DESCRIPTION OF THE TASK
Every record must be written out once more, with nothing added or omitted.

====== DATA IN THIS EXERCISE ======

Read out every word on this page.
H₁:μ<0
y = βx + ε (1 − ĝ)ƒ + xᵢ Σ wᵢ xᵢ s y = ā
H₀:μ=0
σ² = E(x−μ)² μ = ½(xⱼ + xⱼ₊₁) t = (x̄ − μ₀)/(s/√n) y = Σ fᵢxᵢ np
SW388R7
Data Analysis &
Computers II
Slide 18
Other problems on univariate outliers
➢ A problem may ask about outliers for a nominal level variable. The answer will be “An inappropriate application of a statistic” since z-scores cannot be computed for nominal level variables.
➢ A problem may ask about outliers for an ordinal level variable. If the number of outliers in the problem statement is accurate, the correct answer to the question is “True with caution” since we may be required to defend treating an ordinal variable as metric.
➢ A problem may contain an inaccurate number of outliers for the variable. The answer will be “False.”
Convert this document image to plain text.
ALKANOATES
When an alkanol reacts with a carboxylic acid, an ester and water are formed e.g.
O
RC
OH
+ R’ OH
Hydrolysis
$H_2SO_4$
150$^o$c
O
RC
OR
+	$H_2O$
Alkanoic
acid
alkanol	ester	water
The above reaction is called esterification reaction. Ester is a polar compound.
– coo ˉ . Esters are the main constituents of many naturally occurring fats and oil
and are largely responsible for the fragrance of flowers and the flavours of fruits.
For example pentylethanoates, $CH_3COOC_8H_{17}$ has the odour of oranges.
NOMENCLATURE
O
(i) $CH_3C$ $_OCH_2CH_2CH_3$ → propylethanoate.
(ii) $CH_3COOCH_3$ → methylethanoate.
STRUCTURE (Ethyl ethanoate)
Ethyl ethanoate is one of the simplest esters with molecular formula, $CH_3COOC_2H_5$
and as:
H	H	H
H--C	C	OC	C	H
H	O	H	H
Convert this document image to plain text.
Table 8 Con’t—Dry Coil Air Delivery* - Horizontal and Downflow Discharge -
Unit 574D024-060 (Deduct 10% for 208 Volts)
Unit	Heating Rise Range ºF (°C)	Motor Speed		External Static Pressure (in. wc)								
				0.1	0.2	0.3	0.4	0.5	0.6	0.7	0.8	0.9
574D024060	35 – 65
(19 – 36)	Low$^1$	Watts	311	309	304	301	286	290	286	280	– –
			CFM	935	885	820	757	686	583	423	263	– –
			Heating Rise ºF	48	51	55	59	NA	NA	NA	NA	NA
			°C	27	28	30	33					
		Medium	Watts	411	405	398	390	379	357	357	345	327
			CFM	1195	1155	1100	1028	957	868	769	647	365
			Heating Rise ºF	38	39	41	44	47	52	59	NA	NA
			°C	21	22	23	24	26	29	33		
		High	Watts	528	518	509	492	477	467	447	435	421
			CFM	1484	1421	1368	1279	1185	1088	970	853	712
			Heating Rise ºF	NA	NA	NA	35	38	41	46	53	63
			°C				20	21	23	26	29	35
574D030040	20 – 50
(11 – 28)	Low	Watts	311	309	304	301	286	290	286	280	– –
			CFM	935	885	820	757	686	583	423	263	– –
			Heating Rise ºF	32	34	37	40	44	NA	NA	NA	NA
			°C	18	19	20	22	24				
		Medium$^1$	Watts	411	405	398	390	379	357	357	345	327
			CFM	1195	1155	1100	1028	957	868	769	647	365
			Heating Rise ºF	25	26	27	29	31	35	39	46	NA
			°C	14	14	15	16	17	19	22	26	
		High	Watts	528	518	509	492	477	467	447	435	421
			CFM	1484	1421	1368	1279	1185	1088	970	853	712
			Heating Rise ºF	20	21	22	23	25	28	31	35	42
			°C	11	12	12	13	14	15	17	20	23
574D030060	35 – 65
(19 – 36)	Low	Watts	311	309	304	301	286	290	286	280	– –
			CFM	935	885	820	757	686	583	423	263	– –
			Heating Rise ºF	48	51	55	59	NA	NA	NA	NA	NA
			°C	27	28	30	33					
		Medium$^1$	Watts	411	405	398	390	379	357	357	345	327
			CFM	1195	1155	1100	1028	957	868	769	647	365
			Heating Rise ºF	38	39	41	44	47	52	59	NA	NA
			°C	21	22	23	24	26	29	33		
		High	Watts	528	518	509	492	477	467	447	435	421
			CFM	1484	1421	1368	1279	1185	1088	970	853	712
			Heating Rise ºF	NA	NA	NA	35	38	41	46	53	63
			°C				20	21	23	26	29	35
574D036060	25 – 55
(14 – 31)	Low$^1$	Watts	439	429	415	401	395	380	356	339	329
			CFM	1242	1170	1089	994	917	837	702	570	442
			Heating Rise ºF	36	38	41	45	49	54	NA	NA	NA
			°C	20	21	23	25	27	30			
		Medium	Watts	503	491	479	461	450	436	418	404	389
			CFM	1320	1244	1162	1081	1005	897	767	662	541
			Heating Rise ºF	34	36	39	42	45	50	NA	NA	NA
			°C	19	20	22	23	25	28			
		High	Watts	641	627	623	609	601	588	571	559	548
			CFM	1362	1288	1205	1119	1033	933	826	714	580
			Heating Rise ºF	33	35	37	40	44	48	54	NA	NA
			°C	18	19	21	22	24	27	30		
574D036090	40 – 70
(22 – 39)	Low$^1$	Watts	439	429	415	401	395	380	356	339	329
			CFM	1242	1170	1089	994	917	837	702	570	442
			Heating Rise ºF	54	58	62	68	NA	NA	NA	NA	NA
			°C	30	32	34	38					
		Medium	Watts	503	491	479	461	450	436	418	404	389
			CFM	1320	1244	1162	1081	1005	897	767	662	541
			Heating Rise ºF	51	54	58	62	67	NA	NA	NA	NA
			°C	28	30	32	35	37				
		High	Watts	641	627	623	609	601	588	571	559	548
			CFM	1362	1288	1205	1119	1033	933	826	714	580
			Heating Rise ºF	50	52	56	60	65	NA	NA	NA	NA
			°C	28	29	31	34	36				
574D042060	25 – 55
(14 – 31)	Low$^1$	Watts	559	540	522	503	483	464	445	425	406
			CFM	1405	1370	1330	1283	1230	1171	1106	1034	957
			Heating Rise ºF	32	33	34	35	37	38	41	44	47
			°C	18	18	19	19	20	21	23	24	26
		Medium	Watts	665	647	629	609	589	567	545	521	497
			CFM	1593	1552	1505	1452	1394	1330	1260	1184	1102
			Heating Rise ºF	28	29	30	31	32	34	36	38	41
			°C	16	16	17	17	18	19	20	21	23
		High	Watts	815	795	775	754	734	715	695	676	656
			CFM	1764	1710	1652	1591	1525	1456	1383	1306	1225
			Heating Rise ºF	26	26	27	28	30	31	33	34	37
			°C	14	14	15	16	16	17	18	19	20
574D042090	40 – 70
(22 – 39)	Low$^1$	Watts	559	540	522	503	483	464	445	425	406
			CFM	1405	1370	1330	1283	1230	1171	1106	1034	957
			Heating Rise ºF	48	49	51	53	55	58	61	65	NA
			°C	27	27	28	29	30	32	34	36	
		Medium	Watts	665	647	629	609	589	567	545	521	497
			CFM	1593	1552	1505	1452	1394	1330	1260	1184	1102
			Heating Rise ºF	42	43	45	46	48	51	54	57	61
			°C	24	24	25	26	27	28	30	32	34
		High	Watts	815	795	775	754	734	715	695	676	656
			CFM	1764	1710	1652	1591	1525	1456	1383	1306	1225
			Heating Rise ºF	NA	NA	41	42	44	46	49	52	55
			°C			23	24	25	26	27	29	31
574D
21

======

SOLUTION TO THIS EXERCISE
Read out every word on this page.
H₁:μ<0
y = βx + ε (1 − ĝ)ƒ + xᵢ Σ wᵢ xᵢ s y = ā
H₀:μ=0
σ² = E(x−μ)² μ = ½(xⱼ + xⱼ₊₁) t = (x̄ − μ₀)/(s/√n) y = Σ fᵢxᵢ np
SW388R7
Data Analysis &
Computers II
Slide 18
Other problems on univariate outliers
➢ A problem may ask about outliers for a nominal level variable. The answer will be “An inappropriate application of a statistic” since z-scores cannot be computed for nominal level variables.
➢ A problem may ask about outliers for an ordinal level variable. If the number of outliers in the problem statement is accurate, the correct answer to the question is “True with caution” since we may be required to defend treating an ordinal variable as metric.
➢ A problem may contain an inaccurate number of outliers for the variable. The answer will be “False.”
Convert this document image to plain text.
ALKANOATES
When an alkanol reacts with a carboxylic acid, an ester and water are formed e.g.
O
RC
OH
+ R’ OH
Hydrolysis
$H_2SO_4$
150$^o$c
O
RC
OR
+	$H_2O$
Alkanoic
acid
alkanol	ester	water
The above reaction is called esterification reaction. Ester is a polar compound.
– coo ˉ . Esters are the main constituents of many naturally occurring fats and oil
and are largely responsible for the fragrance of flowers and the flavours of fruits.
For example pentylethanoates, $CH_3COOC_8H_{17}$ has the odour of oranges.
NOMENCLATURE
O
(i) $CH_3C$ $_OCH_2CH_2CH_3$ → propylethanoate.
(ii) $CH_3COOCH_3$ → methylethanoate.
STRUCTURE (Ethyl ethanoate)
Ethyl ethanoate is one of the simplest esters with molecular formula, $CH_3COOC_2H_5$
and as:
H	H	H
H--C	C	OC	C	H
H	O	H	H
Convert this document image to plain text.
Table 8 Con’t—Dry Coil Air Delivery* - Horizontal and Downflow Discharge -
Unit 574D024-060 (Deduct 10% for 208 Volts)
Unit	Heating Rise Range ºF (°C)	Motor Speed		External Static Pressure (in. wc)								
				0.1	0.2	0.3	0.4	0.5	0.6	0.7	0.8	0.9
574D024060	35 – 65
(19 – 36)	Low$^1$	Watts	311	309	304	301	286	290	286	280	– –
			CFM	935	885	820	757	686	583	423	263	– –
			Heating Rise ºF	48	51	55	59	NA	NA	NA	NA	NA
			°C	27	28	30	33					
		Medium	Watts	411	405	398	390	379	357	357	345	327
			CFM	1195	1155	1100	1028	957	868	769	647	365
			Heating Rise ºF	38	39	41	44	47	52	59	NA	NA
			°C	21	22	23	24	26	29	33		
		High	Watts	528	518	509	492	477	467	447	435	421
			CFM	1484	1421	1368	1279	1185	1088	970	853	712
			Heating Rise ºF	NA	NA	NA	35	38	41	46	53	63
			°C				20	21	23	26	29	35
574D030040	20 – 50
(11 – 28)	Low	Watts	311	309	304	301	286	290	286	280	– –
			CFM	935	885	820	757	686	583	423	263	– –
			Heating Rise ºF	32	34	37	40	44	NA	NA	NA	NA
			°C	18	19	20	22	24				
		Medium$^1$	Watts	411	405	398	390	379	357	357	345	327
			CFM	1195	1155	1100	1028	957	868	769	647	365
			Heating Rise ºF	25	26	27	29	31	35	39	46	NA
			°C	14	14	15	16	17	19	22	26	
		High	Watts	528	518	509	492	477	467	447	435	421
			CFM	1484	1421	1368	1279	1185	1088	970	853	712
			Heating Rise ºF	20	21	22	23	25	28	31	35	42
			°C	11	12	12	13	14	15	17	20	23
574D030060	35 – 65
(19 – 36)	Low	Watts	311	309	304	301	286	290	286	280	– –
			CFM	935	885	820	757	686	583	423	263	– –
			Heating Rise ºF	48	51	55	59	NA	NA	NA	NA	NA
			°C	27	28	30	33					
		Medium$^1$	Watts	411	405	398	390	379	357	357	345	327
			CFM	1195	1155	1100	1028	957	868	769	647	365
			Heating Rise ºF	38	39	41	44	47	52	59	NA	NA
			°C	21	22	23	24	26	29	33		
		High	Watts	528	518	509	492	477	467	447	435	421
			CFM	1484	1421	1368	1279	1185	1088	970	853	712
			Heating Rise ºF	NA	NA	NA	35	38	41	46	53	63
			°C				20	21	23	26	29	35
574D036060	25 – 55
(14 – 31)	Low$^1$	Watts	439	429	415	401	395	380	356	339	329
			CFM	1242	1170	1089	994	917	837	702	570	442
			Heating Rise ºF	36	38	41	45	49	54	NA	NA	NA
			°C	20	21	23	25	27	30			
		Medium	Watts	503	491	479	461	450	436	418	404	389
			CFM	1320	1244	1162	1081	1005	897	767	662	541
			Heating Rise ºF	34	36	39	42	45	50	NA	NA	NA
			°C	19	20	22	23	25	28			
		High	Watts	641	627	623	609	601	588	571	559	548
			CFM	1362	1288	1205	1119	1033	933	826	714	580
			Heating Rise ºF	33	35	37	40	44	48	54	NA	NA
			°C	18	19	21	22	24	27	30		
574D036090	40 – 70
(22 – 39)	Low$^1$	Watts	439	429	415	401	395	380	356	339	329
			CFM	1242	1170	1089	994	917	837	702	570	442
			Heating Rise ºF	54	58	62	68	NA	NA	NA	NA	NA
			°C	30	32	34	38					
		Medium	Watts	503	491	479	461	450	436	418	404	389
			CFM	1320	1244	1162	1081	1005	897	767	662	541
			Heating Rise ºF	51	54	58	62	67	NA	NA	NA	NA
			°C	28	30	32	35	37				
		High	Watts	641	627	623	609	601	588	571	559	548
			CFM	1362	1288	1205	1119	1033	933	826	714	580
			Heating Rise ºF	50	52	56	60	65	NA	NA	NA	NA
			°C	28	29	31	34	36				
574D042060	25 – 55
(14 – 31)	Low$^1$	Watts	559	540	522	503	483	464	445	425	406
			CFM	1405	1370	1330	1283	1230	1171	1106	1034	957
			Heating Rise ºF	32	33	34	35	37	38	41	44	47
			°C	18	18	19	19	20	21	23	24	26
		Medium	Watts	665	647	629	609	589	567	545	521	497
			CFM	1593	1552	1505	1452	1394	1330	1260	1184	1102
			Heating Rise ºF	28	29	30	31	32	34	36	38	41
			°C	16	16	17	17	18	19	20	21	23
		High	Watts	815	795	775	754	734	715	695	676	656
			CFM	1764	1710	1652	1591	1525	1456	1383	1306	1225
			Heating Rise ºF	26	26	27	28	30	31	33	34	37
			°C	14	14	15	16	16	17	18	19	20
574D042090	40 – 70
(22 – 39)	Low$^1$	Watts	559	540	522	503	483	464	445	425	406
			CFM	1405	1370	1330	1283	1230	1171	1106	1034	957
			Heating Rise ºF	48	49	51	53	55	58	61	65	NA
			°C	27	27	28	29	30	32	34	36	
		Medium	Watts	665	647	629	609	589	567	545	521	497
			CFM	1593	1552	1505	1452	1394	1330	1260	1184	1102
			Heating Rise ºF	42	43	45	46	48	51	54	57	61
			°C	24	24	25	26	27	28	30	32	34
		High	Watts	815	795	775	754	734	715	695	676	656
			CFM	1764	1710	1652	1591	1525	1456	1383	1306	1225
			Heating Rise ºF	NA	NA	41	42	44	46	49	52	55
			°C			23	24	25	26	27	29	31
574D
21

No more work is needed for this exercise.